Problem details: Look through the material below. Copy every line with the string "converter" in it.

Records shown:
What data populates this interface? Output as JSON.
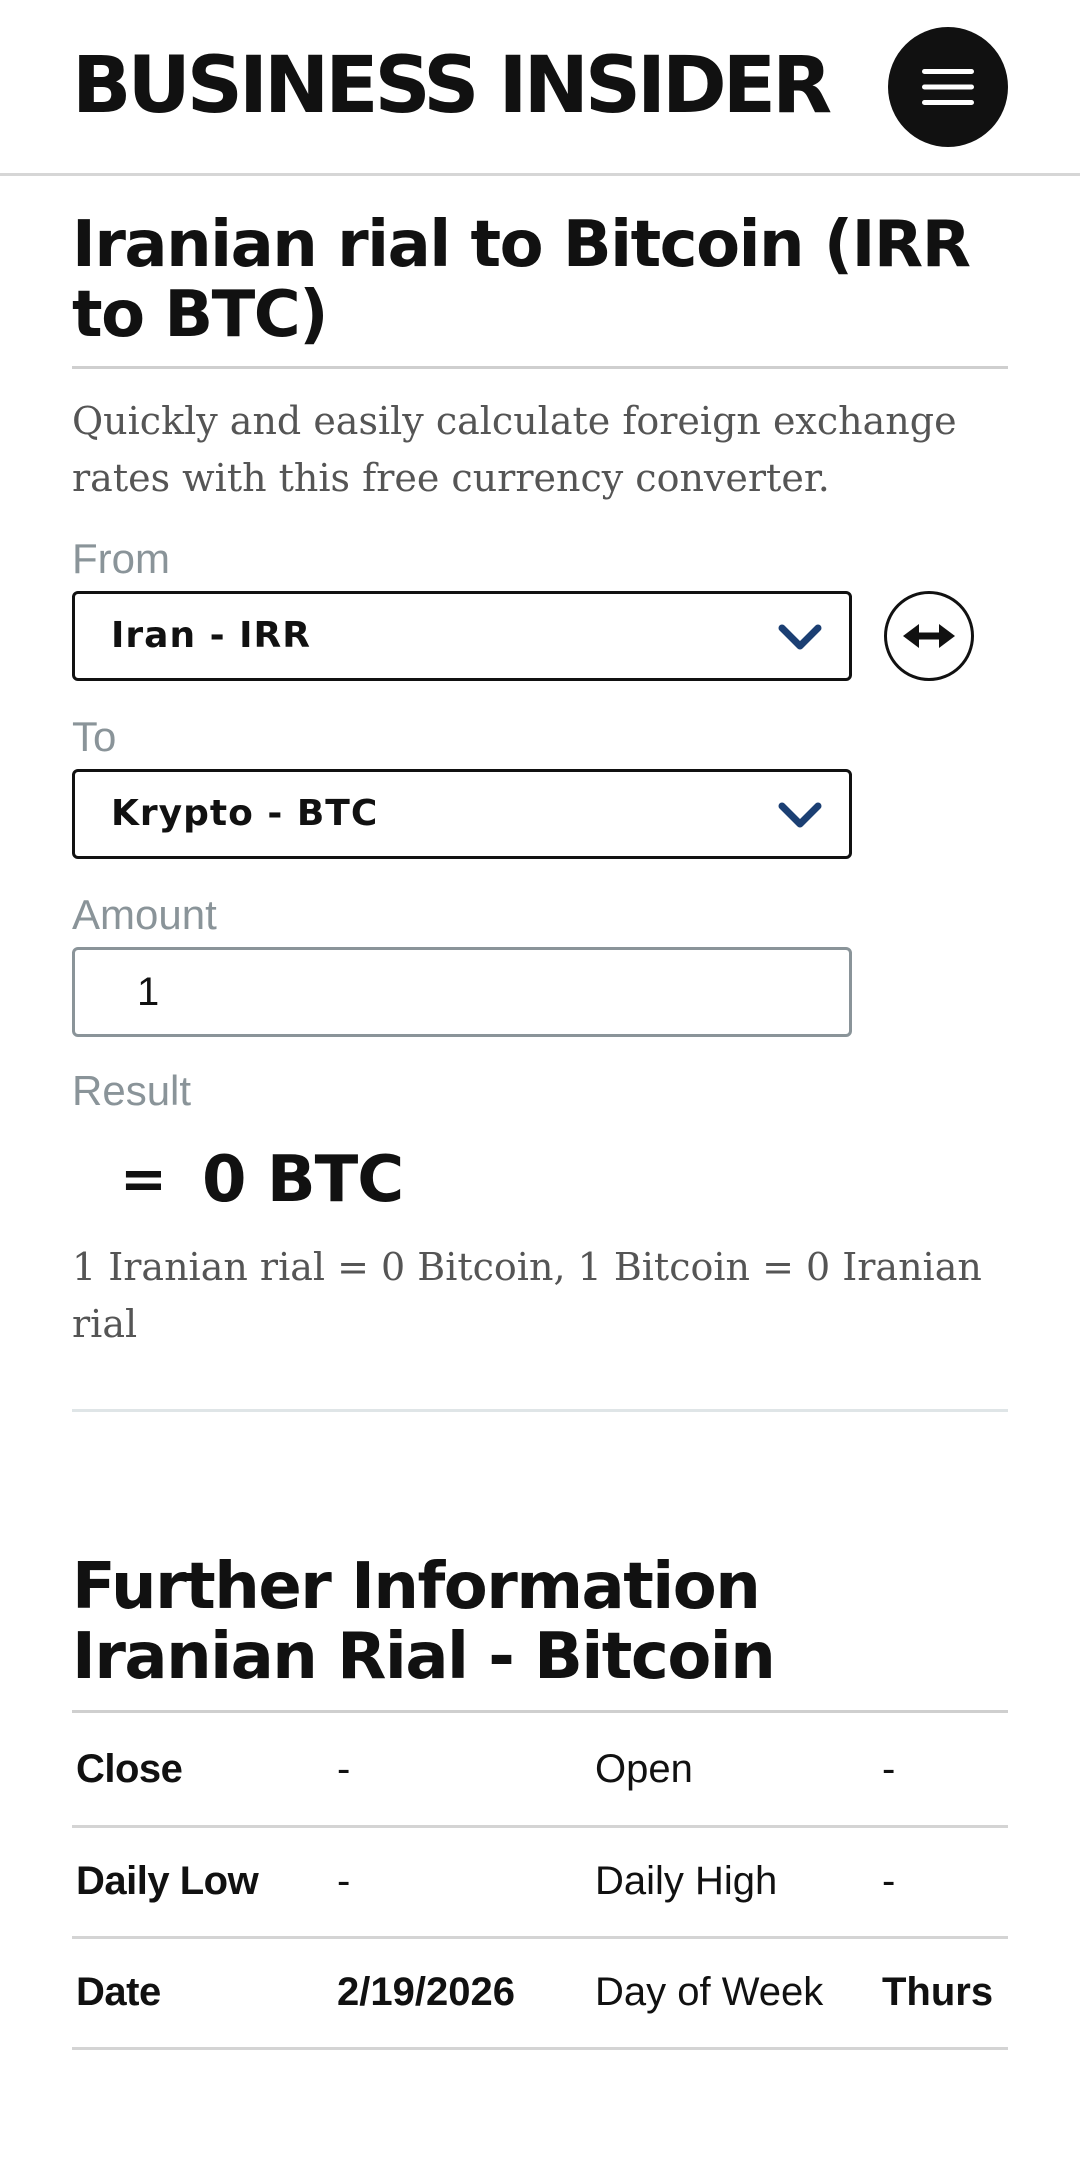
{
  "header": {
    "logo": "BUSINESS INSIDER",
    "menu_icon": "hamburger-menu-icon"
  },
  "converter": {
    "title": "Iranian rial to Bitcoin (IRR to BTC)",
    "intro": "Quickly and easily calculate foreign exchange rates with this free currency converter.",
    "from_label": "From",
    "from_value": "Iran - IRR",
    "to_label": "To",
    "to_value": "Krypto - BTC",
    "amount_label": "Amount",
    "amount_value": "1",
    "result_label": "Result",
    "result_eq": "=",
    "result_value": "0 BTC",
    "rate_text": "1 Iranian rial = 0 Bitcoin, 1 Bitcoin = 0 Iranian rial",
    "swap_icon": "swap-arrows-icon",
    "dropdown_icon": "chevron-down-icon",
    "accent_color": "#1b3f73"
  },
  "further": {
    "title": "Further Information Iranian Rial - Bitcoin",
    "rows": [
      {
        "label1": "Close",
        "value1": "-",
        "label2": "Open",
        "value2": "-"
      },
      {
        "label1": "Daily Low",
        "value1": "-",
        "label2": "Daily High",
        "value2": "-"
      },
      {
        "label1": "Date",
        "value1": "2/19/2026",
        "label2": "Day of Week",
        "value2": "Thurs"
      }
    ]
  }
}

Finished exercise:
  "converter": {
    "intro": "Quickly and easily calculate foreign exchange rates with this free currency converter.",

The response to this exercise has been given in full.